**Exercise requirements**
Each record below is to be reproduced without any change.

Figure record listings:
--- Start ---
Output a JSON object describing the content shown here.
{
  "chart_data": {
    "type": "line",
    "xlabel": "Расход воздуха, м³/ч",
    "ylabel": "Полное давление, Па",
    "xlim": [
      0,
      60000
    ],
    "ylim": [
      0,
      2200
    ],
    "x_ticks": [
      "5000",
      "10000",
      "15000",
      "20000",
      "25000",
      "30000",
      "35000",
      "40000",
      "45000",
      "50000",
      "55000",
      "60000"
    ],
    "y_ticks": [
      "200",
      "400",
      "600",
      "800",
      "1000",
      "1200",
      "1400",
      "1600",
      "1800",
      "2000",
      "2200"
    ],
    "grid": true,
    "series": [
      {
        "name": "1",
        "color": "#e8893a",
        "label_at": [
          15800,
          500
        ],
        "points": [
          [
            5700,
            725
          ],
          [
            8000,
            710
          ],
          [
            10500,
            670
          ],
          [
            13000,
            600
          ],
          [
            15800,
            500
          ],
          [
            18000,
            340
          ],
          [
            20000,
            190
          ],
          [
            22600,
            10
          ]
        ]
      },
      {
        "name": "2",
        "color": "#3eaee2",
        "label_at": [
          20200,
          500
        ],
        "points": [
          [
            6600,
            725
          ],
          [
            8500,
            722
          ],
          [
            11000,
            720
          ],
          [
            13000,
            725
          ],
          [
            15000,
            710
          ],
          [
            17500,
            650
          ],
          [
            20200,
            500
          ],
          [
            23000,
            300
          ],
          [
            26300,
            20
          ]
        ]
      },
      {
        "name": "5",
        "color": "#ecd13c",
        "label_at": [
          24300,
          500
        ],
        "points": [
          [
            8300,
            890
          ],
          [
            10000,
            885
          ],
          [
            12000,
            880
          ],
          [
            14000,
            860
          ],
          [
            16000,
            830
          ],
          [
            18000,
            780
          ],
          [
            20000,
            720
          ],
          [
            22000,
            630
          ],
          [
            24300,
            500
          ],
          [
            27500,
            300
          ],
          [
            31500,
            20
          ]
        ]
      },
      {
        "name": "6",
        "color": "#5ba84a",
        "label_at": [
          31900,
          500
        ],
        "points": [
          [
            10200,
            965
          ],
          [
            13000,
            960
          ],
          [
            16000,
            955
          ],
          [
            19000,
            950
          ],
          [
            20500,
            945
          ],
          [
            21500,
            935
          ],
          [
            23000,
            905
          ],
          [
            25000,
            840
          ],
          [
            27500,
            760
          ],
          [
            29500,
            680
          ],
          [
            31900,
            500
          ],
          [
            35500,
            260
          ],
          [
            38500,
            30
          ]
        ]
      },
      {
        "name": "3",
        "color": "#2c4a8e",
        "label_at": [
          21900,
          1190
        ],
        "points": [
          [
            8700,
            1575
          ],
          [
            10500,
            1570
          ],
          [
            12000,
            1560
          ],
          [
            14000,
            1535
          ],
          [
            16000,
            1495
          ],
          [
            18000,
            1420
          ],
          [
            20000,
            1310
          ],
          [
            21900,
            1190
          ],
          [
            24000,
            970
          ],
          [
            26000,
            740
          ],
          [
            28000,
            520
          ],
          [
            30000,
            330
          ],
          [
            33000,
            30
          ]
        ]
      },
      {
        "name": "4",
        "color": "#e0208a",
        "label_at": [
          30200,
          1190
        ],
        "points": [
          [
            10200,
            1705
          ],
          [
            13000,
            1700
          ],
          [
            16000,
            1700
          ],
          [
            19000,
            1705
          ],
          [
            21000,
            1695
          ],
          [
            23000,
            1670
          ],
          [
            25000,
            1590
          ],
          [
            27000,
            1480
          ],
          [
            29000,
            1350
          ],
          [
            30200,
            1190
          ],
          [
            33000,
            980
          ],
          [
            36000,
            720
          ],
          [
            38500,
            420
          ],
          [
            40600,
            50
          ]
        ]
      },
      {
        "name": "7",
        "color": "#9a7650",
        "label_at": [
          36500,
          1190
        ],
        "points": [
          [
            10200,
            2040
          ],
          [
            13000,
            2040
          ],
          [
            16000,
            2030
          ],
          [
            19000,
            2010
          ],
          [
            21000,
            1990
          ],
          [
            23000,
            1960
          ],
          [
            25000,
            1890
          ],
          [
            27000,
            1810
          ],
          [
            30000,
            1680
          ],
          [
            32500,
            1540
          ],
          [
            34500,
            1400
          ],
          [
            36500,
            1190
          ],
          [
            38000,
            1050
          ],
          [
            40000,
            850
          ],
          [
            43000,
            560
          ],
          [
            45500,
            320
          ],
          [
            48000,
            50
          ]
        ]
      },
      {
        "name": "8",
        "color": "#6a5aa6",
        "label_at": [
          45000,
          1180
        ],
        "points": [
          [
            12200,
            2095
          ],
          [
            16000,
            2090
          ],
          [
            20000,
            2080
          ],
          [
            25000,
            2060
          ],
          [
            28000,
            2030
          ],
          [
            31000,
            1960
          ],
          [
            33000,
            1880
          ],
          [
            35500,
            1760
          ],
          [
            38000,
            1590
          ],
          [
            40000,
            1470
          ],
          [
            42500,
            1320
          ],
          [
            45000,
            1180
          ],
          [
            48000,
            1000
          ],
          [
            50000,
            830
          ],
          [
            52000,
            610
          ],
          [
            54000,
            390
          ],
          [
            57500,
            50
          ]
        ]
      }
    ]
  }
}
--- End ---
**Answer**
Output a JSON object describing the content shown here.
{
  "chart_data": {
    "type": "line",
    "xlabel": "Расход воздуха, м³/ч",
    "ylabel": "Полное давление, Па",
    "xlim": [
      0,
      60000
    ],
    "ylim": [
      0,
      2200
    ],
    "x_ticks": [
      "5000",
      "10000",
      "15000",
      "20000",
      "25000",
      "30000",
      "35000",
      "40000",
      "45000",
      "50000",
      "55000",
      "60000"
    ],
    "y_ticks": [
      "200",
      "400",
      "600",
      "800",
      "1000",
      "1200",
      "1400",
      "1600",
      "1800",
      "2000",
      "2200"
    ],
    "grid": true,
    "series": [
      {
        "name": "1",
        "color": "#e8893a",
        "label_at": [
          15800,
          500
        ],
        "points": [
          [
            5700,
            725
          ],
          [
            8000,
            710
          ],
          [
            10500,
            670
          ],
          [
            13000,
            600
          ],
          [
            15800,
            500
          ],
          [
            18000,
            340
          ],
          [
            20000,
            190
          ],
          [
            22600,
            10
          ]
        ]
      },
      {
        "name": "2",
        "color": "#3eaee2",
        "label_at": [
          20200,
          500
        ],
        "points": [
          [
            6600,
            725
          ],
          [
            8500,
            722
          ],
          [
            11000,
            720
          ],
          [
            13000,
            725
          ],
          [
            15000,
            710
          ],
          [
            17500,
            650
          ],
          [
            20200,
            500
          ],
          [
            23000,
            300
          ],
          [
            26300,
            20
          ]
        ]
      },
      {
        "name": "5",
        "color": "#ecd13c",
        "label_at": [
          24300,
          500
        ],
        "points": [
          [
            8300,
            890
          ],
          [
            10000,
            885
          ],
          [
            12000,
            880
          ],
          [
            14000,
            860
          ],
          [
            16000,
            830
          ],
          [
            18000,
            780
          ],
          [
            20000,
            720
          ],
          [
            22000,
            630
          ],
          [
            24300,
            500
          ],
          [
            27500,
            300
          ],
          [
            31500,
            20
          ]
        ]
      },
      {
        "name": "6",
        "color": "#5ba84a",
        "label_at": [
          31900,
          500
        ],
        "points": [
          [
            10200,
            965
          ],
          [
            13000,
            960
          ],
          [
            16000,
            955
          ],
          [
            19000,
            950
          ],
          [
            20500,
            945
          ],
          [
            21500,
            935
          ],
          [
            23000,
            905
          ],
          [
            25000,
            840
          ],
          [
            27500,
            760
          ],
          [
            29500,
            680
          ],
          [
            31900,
            500
          ],
          [
            35500,
            260
          ],
          [
            38500,
            30
          ]
        ]
      },
      {
        "name": "3",
        "color": "#2c4a8e",
        "label_at": [
          21900,
          1190
        ],
        "points": [
          [
            8700,
            1575
          ],
          [
            10500,
            1570
          ],
          [
            12000,
            1560
          ],
          [
            14000,
            1535
          ],
          [
            16000,
            1495
          ],
          [
            18000,
            1420
          ],
          [
            20000,
            1310
          ],
          [
            21900,
            1190
          ],
          [
            24000,
            970
          ],
          [
            26000,
            740
          ],
          [
            28000,
            520
          ],
          [
            30000,
            330
          ],
          [
            33000,
            30
          ]
        ]
      },
      {
        "name": "4",
        "color": "#e0208a",
        "label_at": [
          30200,
          1190
        ],
        "points": [
          [
            10200,
            1705
          ],
          [
            13000,
            1700
          ],
          [
            16000,
            1700
          ],
          [
            19000,
            1705
          ],
          [
            21000,
            1695
          ],
          [
            23000,
            1670
          ],
          [
            25000,
            1590
          ],
          [
            27000,
            1480
          ],
          [
            29000,
            1350
          ],
          [
            30200,
            1190
          ],
          [
            33000,
            980
          ],
          [
            36000,
            720
          ],
          [
            38500,
            420
          ],
          [
            40600,
            50
          ]
        ]
      },
      {
        "name": "7",
        "color": "#9a7650",
        "label_at": [
          36500,
          1190
        ],
        "points": [
          [
            10200,
            2040
          ],
          [
            13000,
            2040
          ],
          [
            16000,
            2030
          ],
          [
            19000,
            2010
          ],
          [
            21000,
            1990
          ],
          [
            23000,
            1960
          ],
          [
            25000,
            1890
          ],
          [
            27000,
            1810
          ],
          [
            30000,
            1680
          ],
          [
            32500,
            1540
          ],
          [
            34500,
            1400
          ],
          [
            36500,
            1190
          ],
          [
            38000,
            1050
          ],
          [
            40000,
            850
          ],
          [
            43000,
            560
          ],
          [
            45500,
            320
          ],
          [
            48000,
            50
          ]
        ]
      },
      {
        "name": "8",
        "color": "#6a5aa6",
        "label_at": [
          45000,
          1180
        ],
        "points": [
          [
            12200,
            2095
          ],
          [
            16000,
            2090
          ],
          [
            20000,
            2080
          ],
          [
            25000,
            2060
          ],
          [
            28000,
            2030
          ],
          [
            31000,
            1960
          ],
          [
            33000,
            1880
          ],
          [
            35500,
            1760
          ],
          [
            38000,
            1590
          ],
          [
            40000,
            1470
          ],
          [
            42500,
            1320
          ],
          [
            45000,
            1180
          ],
          [
            48000,
            1000
          ],
          [
            50000,
            830
          ],
          [
            52000,
            610
          ],
          [
            54000,
            390
          ],
          [
            57500,
            50
          ]
        ]
      }
    ]
  }
}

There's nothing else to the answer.